▸ **DIRECTIONS FOR THIS TASK**: Please render all the rows below as a numbered list with one line per item. Drop the blank lines and leave the pictures out of your answer.

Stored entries
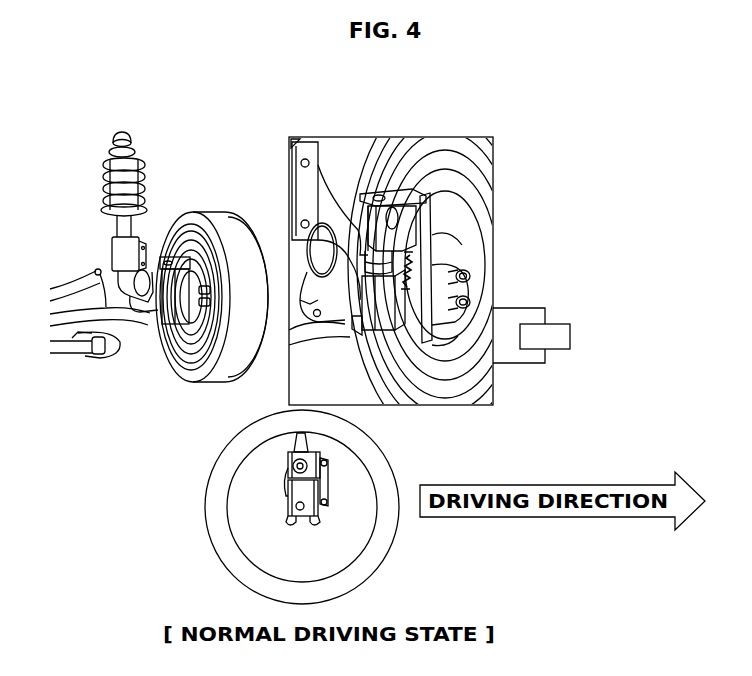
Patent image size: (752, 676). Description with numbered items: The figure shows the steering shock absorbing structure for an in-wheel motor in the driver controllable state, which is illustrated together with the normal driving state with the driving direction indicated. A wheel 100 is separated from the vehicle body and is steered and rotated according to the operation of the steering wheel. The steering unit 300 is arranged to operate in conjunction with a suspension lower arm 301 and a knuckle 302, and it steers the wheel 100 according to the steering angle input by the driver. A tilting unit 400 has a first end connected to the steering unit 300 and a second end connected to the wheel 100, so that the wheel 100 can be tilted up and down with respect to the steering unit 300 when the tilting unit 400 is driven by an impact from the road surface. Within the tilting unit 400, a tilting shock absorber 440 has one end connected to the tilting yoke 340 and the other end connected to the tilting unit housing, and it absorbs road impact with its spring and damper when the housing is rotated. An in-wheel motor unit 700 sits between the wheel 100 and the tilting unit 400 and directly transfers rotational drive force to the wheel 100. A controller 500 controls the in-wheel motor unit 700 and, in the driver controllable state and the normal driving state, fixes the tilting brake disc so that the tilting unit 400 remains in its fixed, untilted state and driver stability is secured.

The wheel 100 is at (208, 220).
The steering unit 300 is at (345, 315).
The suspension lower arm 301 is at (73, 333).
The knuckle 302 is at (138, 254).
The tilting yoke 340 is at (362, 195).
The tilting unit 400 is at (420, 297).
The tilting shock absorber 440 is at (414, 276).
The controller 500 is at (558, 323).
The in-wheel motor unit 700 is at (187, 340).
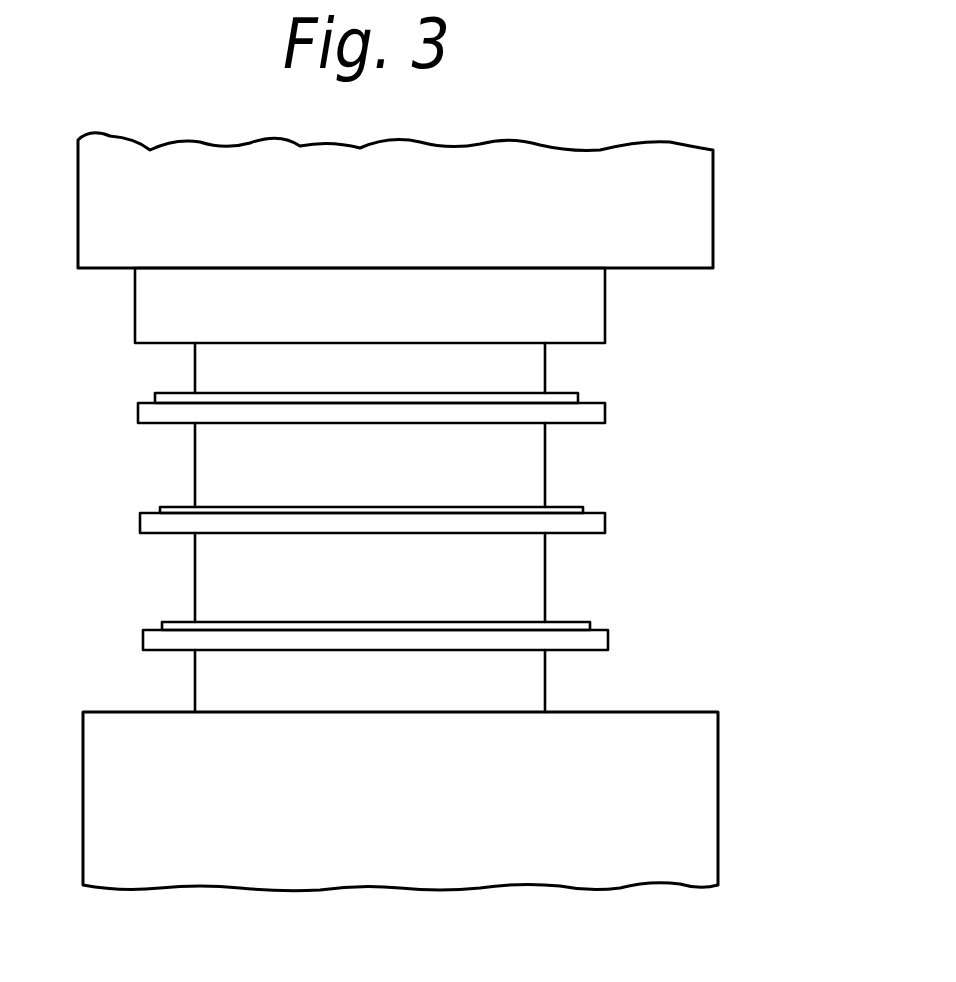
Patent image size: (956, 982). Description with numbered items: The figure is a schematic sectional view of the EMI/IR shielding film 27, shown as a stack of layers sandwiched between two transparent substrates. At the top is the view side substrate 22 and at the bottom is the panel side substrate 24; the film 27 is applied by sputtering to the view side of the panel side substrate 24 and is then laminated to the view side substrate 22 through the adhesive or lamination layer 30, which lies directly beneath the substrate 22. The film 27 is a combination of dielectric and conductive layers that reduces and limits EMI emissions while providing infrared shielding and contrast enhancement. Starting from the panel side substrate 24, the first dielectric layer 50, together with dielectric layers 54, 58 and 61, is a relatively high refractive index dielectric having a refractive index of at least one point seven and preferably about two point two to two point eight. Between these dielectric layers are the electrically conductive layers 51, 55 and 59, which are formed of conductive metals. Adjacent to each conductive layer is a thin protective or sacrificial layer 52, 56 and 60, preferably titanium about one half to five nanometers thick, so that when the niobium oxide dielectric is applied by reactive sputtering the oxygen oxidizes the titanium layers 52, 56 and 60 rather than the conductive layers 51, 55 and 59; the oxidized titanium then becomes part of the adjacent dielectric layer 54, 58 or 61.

▸ **SOLUTION FOR THIS EXERCISE**:
1. Patent image size: (752, 676). Description with numbered items: The figure shows the steering shock absorbing structure for an in-wheel motor in the driver controllable state, which is illustrated together with the normal driving state with the driving direction indicated. A wheel 100 is separated from the vehicle body and is steered and rotated according to the operation of the steering wheel. The steering unit 300 is arranged to operate in conjunction with a suspension lower arm 301 and a knuckle 302, and it steers the wheel 100 according to the steering angle input by the driver. A tilting unit 400 has a first end connected to the steering unit 300 and a second end connected to the wheel 100, so that the wheel 100 can be tilted up and down with respect to the steering unit 300 when the tilting unit 400 is driven by an impact from the road surface. Within the tilting unit 400, a tilting shock absorber 440 has one end connected to the tilting yoke 340 and the other end connected to the tilting unit housing, and it absorbs road impact with its spring and damper when the housing is rotated. An in-wheel motor unit 700 sits between the wheel 100 and the tilting unit 400 and directly transfers rotational drive force to the wheel 100. A controller 500 controls the in-wheel motor unit 700 and, in the driver controllable state and the normal driving state, fixes the tilting brake disc so that the tilting unit 400 remains in its fixed, untilted state and driver stability is secured.
2. The wheel 100 is at (208, 220).
3. The steering unit 300 is at (345, 315).
4. The suspension lower arm 301 is at (73, 333).
5. The knuckle 302 is at (138, 254).
6. The tilting yoke 340 is at (362, 195).
7. The tilting unit 400 is at (420, 297).
8. The tilting shock absorber 440 is at (414, 276).
9. The controller 500 is at (558, 323).
10. The in-wheel motor unit 700 is at (187, 340).
11. Patent image size: (956, 982). Description with numbered items: The figure is a schematic sectional view of the EMI/IR shielding film 27, shown as a stack of layers sandwiched between two transparent substrates. At the top is the view side substrate 22 and at the bottom is the panel side substrate 24; the film 27 is applied by sputtering to the view side of the panel side substrate 24 and is then laminated to the view side substrate 22 through the adhesive or lamination layer 30, which lies directly beneath the substrate 22. The film 27 is a combination of dielectric and conductive layers that reduces and limits EMI emissions while providing infrared shielding and contrast enhancement. Starting from the panel side substrate 24, the first dielectric layer 50, together with dielectric layers 54, 58 and 61, is a relatively high refractive index dielectric having a refractive index of at least one point seven and preferably about two point two to two point eight. Between these dielectric layers are the electrically conductive layers 51, 55 and 59, which are formed of conductive metals. Adjacent to each conductive layer is a thin protective or sacrificial layer 52, 56 and 60, preferably titanium about one half to five nanometers thick, so that when the niobium oxide dielectric is applied by reactive sputtering the oxygen oxidizes the titanium layers 52, 56 and 60 rather than the conductive layers 51, 55 and 59; the oxidized titanium then becomes part of the adjacent dielectric layer 54, 58 or 61.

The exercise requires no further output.